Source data
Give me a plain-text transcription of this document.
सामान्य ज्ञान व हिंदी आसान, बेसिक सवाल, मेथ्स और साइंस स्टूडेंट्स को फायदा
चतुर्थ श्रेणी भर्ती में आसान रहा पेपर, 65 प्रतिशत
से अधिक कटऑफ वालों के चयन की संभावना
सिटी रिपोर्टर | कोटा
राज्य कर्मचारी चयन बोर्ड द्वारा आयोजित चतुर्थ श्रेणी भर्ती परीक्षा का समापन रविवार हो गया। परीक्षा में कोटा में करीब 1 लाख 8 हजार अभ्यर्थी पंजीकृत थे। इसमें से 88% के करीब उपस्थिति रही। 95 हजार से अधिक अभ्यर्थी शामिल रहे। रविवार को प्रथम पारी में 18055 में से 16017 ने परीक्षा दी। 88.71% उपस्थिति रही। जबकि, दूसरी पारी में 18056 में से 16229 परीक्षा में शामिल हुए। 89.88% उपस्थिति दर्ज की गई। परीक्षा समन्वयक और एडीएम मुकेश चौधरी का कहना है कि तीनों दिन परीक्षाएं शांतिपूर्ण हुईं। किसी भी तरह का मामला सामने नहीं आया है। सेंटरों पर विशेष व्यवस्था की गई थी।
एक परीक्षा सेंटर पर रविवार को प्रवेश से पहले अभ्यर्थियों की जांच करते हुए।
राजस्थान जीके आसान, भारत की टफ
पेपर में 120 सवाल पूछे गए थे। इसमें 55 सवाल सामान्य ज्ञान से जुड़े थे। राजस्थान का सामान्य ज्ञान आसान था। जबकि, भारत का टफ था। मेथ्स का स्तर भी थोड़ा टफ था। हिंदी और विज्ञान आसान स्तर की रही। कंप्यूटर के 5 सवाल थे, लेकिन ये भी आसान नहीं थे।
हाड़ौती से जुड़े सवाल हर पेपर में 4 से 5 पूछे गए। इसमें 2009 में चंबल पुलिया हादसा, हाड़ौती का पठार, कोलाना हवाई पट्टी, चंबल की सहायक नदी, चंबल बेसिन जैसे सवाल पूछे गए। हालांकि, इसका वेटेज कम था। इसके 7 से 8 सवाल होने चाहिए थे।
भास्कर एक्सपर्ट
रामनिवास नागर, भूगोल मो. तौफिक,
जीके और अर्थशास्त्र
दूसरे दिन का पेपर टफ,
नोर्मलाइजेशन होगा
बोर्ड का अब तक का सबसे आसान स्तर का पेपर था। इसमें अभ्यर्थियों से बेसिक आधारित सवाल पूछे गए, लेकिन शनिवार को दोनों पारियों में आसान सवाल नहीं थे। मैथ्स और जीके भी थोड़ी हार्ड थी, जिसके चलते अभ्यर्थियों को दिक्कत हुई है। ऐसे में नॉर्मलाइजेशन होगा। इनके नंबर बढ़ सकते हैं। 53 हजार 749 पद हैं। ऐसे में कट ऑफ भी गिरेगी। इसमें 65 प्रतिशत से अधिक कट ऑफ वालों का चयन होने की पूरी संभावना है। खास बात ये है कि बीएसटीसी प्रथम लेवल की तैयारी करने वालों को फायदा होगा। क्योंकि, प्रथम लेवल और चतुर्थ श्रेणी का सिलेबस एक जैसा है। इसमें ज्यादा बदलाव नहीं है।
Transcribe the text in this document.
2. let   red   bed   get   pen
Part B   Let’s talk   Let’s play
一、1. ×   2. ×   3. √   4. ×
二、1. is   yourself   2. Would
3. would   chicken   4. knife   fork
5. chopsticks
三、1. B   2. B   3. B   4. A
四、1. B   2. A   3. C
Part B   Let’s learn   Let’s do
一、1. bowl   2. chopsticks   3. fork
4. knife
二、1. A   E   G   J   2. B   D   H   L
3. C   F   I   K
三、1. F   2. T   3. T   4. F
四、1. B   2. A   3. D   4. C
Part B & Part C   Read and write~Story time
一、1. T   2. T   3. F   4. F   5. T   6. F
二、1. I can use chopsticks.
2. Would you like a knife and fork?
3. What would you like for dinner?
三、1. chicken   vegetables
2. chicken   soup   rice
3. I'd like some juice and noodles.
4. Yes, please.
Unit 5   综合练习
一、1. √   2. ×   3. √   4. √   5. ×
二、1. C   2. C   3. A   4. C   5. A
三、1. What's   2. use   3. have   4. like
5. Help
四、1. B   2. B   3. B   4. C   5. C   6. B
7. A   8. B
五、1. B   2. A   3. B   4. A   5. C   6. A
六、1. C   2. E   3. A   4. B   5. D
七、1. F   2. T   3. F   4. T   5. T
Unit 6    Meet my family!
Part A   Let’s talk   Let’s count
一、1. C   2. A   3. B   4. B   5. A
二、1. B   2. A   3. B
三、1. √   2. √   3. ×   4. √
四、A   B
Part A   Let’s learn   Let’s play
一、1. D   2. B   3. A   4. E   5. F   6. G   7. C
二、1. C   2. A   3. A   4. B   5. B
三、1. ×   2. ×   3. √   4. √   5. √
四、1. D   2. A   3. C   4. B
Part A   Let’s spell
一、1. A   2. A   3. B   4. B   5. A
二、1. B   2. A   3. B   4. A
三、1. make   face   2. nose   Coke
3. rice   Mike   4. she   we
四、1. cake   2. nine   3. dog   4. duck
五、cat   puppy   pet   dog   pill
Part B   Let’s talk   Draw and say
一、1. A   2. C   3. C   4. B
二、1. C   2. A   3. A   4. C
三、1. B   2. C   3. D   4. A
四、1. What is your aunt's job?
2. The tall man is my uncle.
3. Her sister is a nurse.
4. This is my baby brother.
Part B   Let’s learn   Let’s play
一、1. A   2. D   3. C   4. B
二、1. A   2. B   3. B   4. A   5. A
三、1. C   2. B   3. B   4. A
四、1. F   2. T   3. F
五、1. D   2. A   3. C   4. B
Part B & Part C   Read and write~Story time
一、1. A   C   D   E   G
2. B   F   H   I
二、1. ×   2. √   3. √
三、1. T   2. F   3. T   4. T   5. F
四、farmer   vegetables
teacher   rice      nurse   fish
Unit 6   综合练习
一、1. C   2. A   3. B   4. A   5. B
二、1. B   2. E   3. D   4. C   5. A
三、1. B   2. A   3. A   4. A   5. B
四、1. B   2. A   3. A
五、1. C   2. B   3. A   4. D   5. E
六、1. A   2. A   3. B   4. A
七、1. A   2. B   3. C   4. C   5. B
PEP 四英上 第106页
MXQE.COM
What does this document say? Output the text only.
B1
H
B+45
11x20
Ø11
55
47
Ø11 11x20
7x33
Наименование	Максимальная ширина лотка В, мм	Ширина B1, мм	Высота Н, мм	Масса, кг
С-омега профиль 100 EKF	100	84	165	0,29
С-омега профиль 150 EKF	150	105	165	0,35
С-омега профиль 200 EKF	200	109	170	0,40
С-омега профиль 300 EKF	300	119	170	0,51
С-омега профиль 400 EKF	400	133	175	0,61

* [Stated task]: Select the lines in this material that hold the word "Part", leaving none out.

* [Output for this exercise]:
Part B   Let’s talk   Let’s play
Part B   Let’s learn   Let’s do
Part B & Part C   Read and write~Story time
Part A   Let’s talk   Let’s count
Part A   Let’s learn   Let’s play
Part A   Let’s spell
Part B   Let’s talk   Draw and say
Part B   Let’s learn   Let’s play
Part B & Part C   Read and write~Story time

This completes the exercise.